● Data shown
═══

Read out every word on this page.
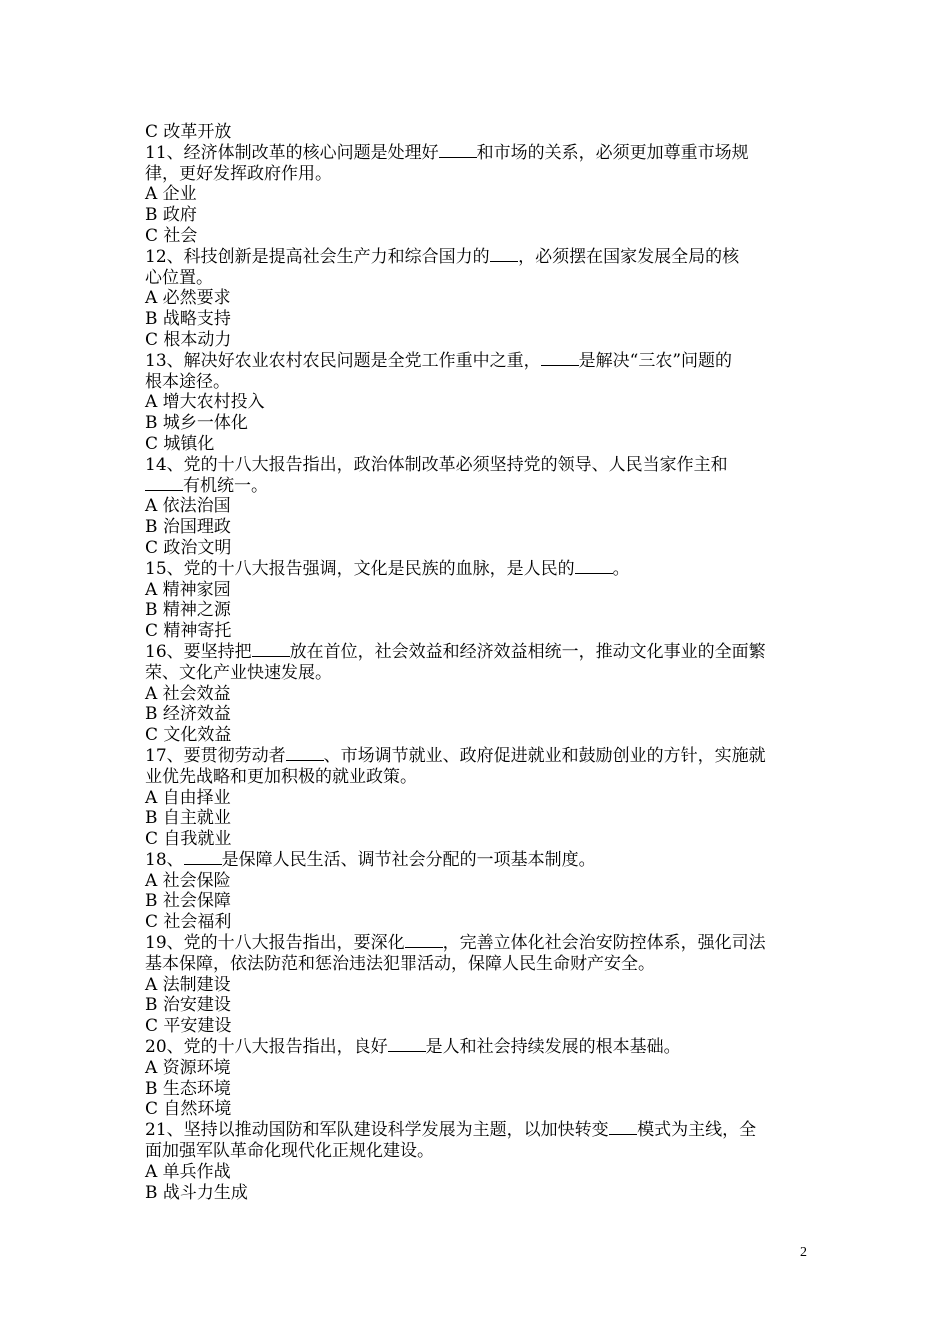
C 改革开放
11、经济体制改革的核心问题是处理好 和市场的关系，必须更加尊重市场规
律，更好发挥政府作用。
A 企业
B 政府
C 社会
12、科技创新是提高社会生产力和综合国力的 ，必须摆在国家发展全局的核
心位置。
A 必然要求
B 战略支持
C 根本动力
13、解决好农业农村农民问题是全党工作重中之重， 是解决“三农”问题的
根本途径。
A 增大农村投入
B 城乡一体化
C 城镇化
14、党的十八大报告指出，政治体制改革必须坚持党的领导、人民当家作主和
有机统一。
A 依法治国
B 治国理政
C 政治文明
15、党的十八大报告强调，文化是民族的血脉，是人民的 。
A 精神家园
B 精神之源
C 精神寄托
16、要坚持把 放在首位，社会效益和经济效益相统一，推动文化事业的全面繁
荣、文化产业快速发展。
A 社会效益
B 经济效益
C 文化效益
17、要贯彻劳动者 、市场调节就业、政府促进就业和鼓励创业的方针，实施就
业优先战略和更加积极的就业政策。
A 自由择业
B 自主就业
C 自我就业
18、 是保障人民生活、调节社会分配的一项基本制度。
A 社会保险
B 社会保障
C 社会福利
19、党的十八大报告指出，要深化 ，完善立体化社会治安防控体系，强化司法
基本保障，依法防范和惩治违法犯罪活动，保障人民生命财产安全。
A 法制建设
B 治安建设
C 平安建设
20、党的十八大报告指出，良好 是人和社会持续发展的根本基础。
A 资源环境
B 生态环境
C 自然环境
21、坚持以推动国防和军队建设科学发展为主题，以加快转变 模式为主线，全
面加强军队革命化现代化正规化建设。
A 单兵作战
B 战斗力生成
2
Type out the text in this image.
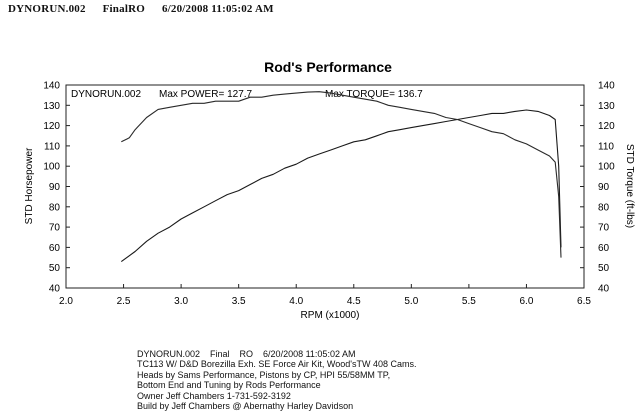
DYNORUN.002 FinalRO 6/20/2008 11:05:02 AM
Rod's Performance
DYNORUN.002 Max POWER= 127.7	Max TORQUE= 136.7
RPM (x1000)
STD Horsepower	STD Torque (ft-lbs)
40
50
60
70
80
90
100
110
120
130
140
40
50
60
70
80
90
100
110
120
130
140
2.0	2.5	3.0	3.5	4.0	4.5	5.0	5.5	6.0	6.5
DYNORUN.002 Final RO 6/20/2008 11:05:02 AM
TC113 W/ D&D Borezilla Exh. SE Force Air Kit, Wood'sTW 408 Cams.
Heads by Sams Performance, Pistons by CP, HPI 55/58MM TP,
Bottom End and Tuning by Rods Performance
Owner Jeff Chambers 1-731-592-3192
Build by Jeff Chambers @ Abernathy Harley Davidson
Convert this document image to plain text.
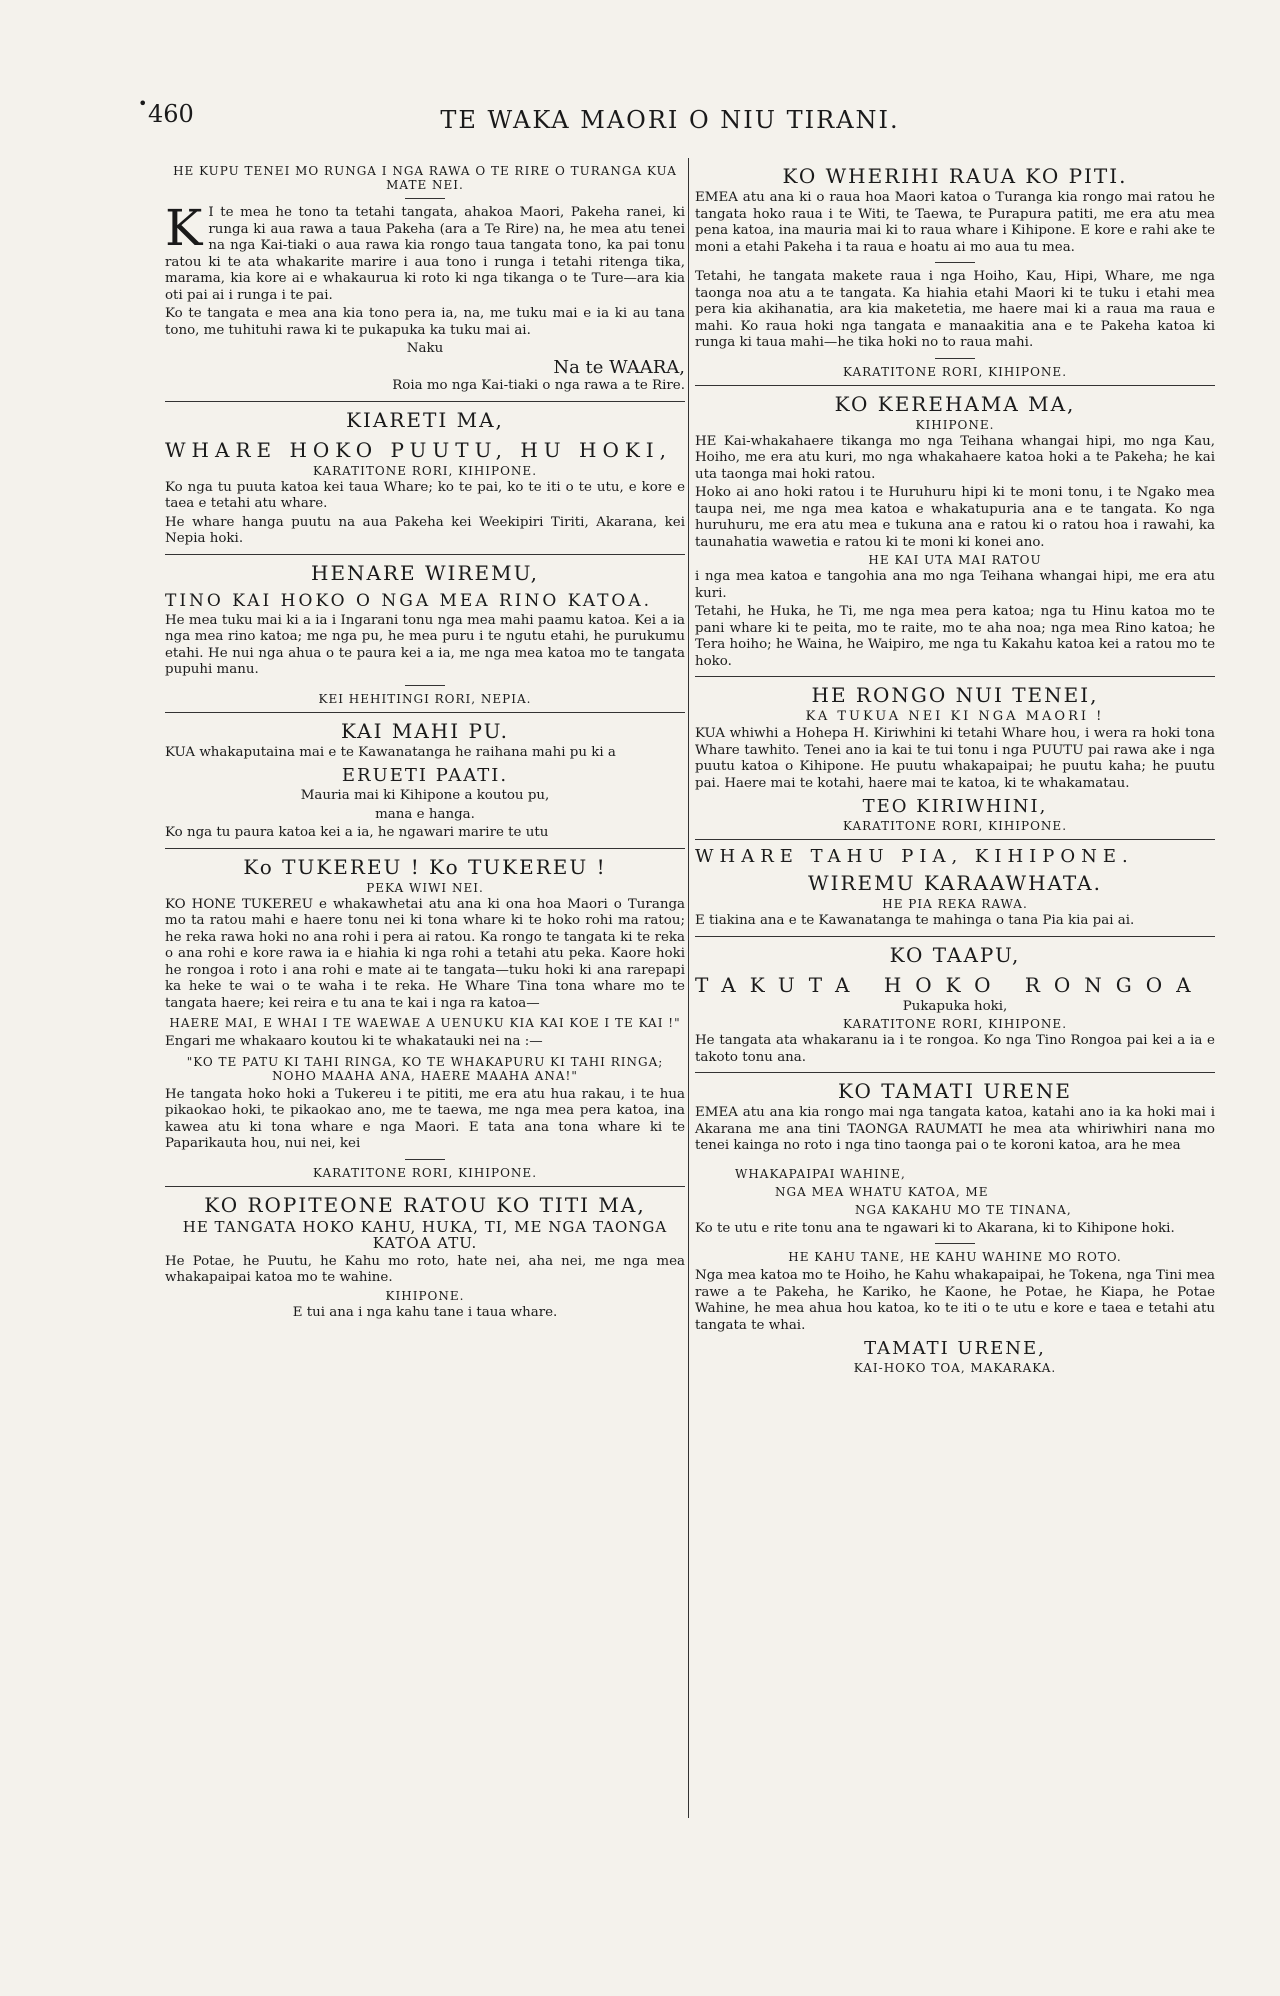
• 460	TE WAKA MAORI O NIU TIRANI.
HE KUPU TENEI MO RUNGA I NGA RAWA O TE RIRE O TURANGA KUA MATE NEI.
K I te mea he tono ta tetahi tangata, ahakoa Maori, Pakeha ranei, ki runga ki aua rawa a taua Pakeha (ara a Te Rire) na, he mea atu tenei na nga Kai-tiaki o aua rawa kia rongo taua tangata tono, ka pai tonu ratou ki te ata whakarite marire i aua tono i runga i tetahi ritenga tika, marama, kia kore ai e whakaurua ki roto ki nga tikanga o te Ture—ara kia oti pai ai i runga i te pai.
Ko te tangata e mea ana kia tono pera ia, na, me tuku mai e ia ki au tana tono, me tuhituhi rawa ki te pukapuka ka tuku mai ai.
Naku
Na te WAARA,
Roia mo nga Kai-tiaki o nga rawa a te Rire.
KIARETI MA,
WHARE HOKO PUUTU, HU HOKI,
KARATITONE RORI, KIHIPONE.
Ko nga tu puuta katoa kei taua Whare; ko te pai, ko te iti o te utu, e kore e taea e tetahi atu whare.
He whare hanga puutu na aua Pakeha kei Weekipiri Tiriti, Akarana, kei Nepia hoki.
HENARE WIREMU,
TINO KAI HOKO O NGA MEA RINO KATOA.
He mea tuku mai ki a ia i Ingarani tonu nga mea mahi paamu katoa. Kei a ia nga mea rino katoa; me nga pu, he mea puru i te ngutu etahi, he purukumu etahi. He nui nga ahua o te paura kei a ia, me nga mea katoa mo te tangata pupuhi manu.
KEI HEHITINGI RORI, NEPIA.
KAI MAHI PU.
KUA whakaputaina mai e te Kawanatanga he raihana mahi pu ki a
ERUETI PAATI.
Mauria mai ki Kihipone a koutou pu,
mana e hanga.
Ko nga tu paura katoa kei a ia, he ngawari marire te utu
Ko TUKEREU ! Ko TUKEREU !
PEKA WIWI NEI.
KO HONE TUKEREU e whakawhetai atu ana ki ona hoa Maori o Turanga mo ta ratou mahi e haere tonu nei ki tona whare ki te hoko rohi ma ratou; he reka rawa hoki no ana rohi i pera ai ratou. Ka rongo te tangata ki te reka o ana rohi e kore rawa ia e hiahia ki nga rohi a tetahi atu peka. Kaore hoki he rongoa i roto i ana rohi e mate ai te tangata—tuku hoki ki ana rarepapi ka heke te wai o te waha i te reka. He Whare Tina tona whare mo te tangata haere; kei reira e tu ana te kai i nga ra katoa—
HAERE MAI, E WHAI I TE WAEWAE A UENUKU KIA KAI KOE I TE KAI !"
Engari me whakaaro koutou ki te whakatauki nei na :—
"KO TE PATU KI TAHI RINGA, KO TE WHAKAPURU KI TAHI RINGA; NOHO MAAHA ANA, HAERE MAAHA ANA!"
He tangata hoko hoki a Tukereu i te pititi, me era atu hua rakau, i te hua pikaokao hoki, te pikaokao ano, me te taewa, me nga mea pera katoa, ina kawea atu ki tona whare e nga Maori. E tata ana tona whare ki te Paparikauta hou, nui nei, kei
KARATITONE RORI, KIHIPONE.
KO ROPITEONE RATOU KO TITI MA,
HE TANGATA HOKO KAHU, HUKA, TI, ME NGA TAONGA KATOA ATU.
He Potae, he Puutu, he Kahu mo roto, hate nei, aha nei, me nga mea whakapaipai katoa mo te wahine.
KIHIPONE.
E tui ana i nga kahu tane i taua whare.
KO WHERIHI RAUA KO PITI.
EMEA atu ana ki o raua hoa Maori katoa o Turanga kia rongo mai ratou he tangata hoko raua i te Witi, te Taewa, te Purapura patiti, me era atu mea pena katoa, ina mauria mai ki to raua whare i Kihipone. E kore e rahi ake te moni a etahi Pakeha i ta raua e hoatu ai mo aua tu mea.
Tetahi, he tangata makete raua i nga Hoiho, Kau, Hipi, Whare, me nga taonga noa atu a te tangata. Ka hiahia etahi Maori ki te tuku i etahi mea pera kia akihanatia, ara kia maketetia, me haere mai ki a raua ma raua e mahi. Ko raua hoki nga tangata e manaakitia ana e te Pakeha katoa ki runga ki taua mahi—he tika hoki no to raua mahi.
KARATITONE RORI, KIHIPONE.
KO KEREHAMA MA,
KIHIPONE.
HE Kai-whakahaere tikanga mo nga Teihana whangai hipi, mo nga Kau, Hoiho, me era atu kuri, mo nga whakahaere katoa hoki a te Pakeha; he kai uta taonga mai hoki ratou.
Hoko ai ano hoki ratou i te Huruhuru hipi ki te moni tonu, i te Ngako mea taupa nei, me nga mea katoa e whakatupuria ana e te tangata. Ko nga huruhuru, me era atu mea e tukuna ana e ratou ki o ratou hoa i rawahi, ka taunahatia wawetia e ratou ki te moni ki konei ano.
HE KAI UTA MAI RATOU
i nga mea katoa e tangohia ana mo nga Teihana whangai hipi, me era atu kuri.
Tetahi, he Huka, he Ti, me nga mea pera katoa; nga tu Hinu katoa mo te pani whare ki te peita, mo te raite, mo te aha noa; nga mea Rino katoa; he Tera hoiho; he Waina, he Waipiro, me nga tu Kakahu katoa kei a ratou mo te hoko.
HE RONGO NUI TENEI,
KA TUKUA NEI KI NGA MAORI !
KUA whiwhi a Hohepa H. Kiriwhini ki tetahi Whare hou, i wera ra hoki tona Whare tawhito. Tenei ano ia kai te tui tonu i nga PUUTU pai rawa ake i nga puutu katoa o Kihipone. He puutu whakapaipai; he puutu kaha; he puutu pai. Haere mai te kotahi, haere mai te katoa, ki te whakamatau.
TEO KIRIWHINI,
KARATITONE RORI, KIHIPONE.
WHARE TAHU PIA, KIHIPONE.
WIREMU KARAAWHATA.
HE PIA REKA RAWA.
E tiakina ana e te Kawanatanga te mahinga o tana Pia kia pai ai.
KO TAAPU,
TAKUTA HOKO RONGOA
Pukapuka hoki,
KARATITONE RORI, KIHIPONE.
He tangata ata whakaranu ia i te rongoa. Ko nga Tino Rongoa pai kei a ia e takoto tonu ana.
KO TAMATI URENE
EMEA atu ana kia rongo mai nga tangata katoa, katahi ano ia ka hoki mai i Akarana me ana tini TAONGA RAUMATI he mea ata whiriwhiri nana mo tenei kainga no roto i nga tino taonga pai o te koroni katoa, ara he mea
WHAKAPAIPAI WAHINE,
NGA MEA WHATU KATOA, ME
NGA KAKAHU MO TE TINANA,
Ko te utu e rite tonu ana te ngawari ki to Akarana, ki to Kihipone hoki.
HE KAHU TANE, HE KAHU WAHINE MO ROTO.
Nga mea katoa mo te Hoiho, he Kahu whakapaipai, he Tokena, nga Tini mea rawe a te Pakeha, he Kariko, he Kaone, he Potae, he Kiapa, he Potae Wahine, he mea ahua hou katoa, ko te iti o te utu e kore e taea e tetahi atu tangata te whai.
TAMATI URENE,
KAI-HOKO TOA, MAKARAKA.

═══

● Written instruction
Using the records above, select and copy every line that has the word "tona".

● Answer
KO HONE TUKEREU e whakawhetai atu ana ki ona hoa Maori o Turanga mo ta ratou mahi e haere tonu nei ki tona whare ki te hoko rohi ma ratou; he reka rawa hoki no ana rohi i pera ai ratou. Ka rongo te tangata ki te reka o ana rohi e kore rawa ia e hiahia ki nga rohi a tetahi atu peka. Kaore hoki he rongoa i roto i ana rohi e mate ai te tangata—tuku hoki ki ana rarepapi ka heke te wai o te waha i te reka. He Whare Tina tona whare mo te tangata haere; kei reira e tu ana te kai i nga ra katoa—
He tangata hoko hoki a Tukereu i te pititi, me era atu hua rakau, i te hua pikaokao hoki, te pikaokao ano, me te taewa, me nga mea pera katoa, ina kawea atu ki tona whare e nga Maori. E tata ana tona whare ki te Paparikauta hou, nui nei, kei
KUA whiwhi a Hohepa H. Kiriwhini ki tetahi Whare hou, i wera ra hoki tona Whare tawhito. Tenei ano ia kai te tui tonu i nga PUUTU pai rawa ake i nga puutu katoa o Kihipone. He puutu whakapaipai; he puutu kaha; he puutu pai. Haere mai te kotahi, haere mai te katoa, ki te whakamatau.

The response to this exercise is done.